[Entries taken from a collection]
[BEGIN]

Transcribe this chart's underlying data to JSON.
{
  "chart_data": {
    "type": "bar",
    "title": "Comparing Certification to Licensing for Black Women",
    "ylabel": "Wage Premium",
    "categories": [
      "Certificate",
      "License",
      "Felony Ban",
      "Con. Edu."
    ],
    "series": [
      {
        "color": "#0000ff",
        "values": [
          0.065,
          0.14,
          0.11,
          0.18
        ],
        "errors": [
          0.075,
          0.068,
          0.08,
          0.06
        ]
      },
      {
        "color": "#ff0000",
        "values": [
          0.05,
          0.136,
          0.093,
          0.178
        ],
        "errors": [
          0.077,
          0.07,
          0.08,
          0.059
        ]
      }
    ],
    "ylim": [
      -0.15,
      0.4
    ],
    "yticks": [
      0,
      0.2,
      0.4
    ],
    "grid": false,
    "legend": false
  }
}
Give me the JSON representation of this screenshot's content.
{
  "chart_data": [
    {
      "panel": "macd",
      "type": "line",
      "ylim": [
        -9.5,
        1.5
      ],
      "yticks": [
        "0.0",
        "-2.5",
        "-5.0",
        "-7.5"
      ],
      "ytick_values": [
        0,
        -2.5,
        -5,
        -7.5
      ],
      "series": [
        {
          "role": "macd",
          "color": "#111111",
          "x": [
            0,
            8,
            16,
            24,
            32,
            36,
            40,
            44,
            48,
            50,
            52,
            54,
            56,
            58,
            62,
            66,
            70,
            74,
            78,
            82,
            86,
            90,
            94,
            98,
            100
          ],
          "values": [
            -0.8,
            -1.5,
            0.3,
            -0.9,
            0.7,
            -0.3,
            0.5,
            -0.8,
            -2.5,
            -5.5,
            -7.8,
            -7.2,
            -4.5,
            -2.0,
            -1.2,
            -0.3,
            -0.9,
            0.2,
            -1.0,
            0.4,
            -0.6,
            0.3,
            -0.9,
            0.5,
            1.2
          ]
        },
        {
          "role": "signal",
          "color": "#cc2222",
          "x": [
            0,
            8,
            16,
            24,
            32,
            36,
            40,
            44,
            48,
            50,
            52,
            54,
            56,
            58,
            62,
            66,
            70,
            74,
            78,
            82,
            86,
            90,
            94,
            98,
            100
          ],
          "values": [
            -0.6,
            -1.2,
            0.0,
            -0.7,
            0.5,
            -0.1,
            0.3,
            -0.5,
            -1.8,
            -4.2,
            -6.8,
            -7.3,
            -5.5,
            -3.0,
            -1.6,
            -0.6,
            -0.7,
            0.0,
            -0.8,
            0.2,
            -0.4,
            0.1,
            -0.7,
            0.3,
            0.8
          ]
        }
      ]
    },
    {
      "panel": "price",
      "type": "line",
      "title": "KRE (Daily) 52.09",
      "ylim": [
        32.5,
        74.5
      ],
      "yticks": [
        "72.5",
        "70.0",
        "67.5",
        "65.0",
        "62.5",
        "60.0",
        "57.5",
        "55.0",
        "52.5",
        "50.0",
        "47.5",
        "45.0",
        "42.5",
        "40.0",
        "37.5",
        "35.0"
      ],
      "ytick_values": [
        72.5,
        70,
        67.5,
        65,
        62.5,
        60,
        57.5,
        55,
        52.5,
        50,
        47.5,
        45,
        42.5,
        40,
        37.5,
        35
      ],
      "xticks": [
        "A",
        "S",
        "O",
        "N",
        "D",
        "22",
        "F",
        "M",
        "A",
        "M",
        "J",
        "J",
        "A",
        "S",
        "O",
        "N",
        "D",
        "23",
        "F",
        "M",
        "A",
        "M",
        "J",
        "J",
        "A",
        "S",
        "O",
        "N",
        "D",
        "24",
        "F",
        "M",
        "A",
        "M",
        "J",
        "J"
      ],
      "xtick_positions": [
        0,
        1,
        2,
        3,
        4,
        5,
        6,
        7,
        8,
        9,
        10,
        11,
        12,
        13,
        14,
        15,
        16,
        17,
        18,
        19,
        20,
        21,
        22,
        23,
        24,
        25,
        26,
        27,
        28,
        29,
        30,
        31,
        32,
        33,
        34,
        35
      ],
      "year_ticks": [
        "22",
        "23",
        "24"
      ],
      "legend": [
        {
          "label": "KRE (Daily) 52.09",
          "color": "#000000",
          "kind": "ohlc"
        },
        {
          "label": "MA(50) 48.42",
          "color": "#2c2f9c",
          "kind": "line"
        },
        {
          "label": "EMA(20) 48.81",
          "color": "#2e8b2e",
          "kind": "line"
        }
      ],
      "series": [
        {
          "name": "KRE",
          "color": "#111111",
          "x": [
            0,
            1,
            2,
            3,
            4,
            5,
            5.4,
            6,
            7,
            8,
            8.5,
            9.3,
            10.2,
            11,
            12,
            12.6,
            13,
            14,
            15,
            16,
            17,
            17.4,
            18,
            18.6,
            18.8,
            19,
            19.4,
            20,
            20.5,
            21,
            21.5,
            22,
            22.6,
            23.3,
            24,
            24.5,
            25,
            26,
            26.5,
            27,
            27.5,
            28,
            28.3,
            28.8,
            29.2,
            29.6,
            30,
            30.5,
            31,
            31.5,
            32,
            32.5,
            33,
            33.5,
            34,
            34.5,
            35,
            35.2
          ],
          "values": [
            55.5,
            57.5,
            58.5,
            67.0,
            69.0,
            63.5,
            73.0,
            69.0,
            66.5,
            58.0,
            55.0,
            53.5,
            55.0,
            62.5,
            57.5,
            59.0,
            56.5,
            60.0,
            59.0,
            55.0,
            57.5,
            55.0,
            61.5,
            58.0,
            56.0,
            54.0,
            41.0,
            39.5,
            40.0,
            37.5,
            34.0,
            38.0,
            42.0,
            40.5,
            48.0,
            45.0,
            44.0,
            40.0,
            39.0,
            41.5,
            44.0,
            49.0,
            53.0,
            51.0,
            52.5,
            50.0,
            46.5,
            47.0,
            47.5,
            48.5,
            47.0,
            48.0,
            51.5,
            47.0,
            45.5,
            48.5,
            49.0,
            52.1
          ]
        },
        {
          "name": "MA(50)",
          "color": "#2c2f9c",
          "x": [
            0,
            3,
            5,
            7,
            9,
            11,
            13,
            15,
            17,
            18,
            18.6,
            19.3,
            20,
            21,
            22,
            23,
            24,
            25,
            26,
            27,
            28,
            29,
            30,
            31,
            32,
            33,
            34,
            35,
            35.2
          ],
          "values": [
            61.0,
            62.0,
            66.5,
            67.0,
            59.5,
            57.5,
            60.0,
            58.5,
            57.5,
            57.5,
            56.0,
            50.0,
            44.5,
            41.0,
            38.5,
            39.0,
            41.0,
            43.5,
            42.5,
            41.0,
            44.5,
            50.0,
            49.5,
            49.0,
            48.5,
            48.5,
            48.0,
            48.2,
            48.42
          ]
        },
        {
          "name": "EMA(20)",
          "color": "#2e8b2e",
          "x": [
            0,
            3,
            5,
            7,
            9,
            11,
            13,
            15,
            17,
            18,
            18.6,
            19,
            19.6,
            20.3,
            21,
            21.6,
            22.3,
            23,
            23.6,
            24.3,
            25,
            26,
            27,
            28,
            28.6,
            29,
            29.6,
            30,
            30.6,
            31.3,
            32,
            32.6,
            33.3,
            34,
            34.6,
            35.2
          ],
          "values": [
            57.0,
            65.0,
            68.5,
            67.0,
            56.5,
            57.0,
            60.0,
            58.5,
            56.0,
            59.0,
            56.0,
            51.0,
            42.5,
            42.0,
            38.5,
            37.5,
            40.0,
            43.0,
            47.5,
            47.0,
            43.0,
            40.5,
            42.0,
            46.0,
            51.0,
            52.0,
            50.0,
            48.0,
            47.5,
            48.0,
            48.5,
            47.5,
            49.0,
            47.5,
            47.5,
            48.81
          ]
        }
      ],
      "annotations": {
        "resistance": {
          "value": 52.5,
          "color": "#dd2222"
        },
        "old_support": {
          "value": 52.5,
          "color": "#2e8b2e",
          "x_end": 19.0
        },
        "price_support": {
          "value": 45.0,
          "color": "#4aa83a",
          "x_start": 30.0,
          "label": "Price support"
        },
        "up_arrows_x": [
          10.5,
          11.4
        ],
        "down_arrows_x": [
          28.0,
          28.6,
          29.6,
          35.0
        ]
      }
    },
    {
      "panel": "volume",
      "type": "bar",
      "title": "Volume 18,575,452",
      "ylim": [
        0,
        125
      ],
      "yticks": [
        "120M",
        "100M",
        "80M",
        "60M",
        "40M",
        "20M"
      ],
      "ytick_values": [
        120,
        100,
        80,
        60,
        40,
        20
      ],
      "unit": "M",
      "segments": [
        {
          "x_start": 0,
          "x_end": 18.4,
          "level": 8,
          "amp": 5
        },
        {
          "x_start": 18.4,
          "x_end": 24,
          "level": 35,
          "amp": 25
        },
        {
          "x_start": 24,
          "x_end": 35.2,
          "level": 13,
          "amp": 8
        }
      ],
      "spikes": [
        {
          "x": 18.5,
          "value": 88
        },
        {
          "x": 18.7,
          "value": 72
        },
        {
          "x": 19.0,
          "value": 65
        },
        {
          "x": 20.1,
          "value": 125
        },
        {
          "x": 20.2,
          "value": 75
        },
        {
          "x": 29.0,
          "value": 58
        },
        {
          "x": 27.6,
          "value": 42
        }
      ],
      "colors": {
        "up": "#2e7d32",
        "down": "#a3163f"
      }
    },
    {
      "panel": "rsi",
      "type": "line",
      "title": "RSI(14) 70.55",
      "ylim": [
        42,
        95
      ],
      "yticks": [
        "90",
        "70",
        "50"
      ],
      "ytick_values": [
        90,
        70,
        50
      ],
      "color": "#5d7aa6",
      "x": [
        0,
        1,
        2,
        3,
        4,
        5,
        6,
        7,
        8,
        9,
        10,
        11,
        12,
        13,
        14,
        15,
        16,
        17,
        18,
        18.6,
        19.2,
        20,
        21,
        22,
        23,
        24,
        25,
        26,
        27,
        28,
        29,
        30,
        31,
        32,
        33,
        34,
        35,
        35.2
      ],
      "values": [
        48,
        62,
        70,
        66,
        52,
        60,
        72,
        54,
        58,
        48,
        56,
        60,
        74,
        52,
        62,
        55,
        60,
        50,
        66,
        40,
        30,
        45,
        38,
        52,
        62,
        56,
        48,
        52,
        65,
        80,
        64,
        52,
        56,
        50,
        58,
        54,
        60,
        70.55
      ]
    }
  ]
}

[END]

### TASK BRIEF:
Show the lines of the records that contain the word "title".

### TASK RESPONSE:
    "title": "Comparing Certification to Licensing for Black Women",
      "title": "KRE (Daily) 52.09",
      "title": "Volume 18,575,452",
      "title": "RSI(14) 70.55",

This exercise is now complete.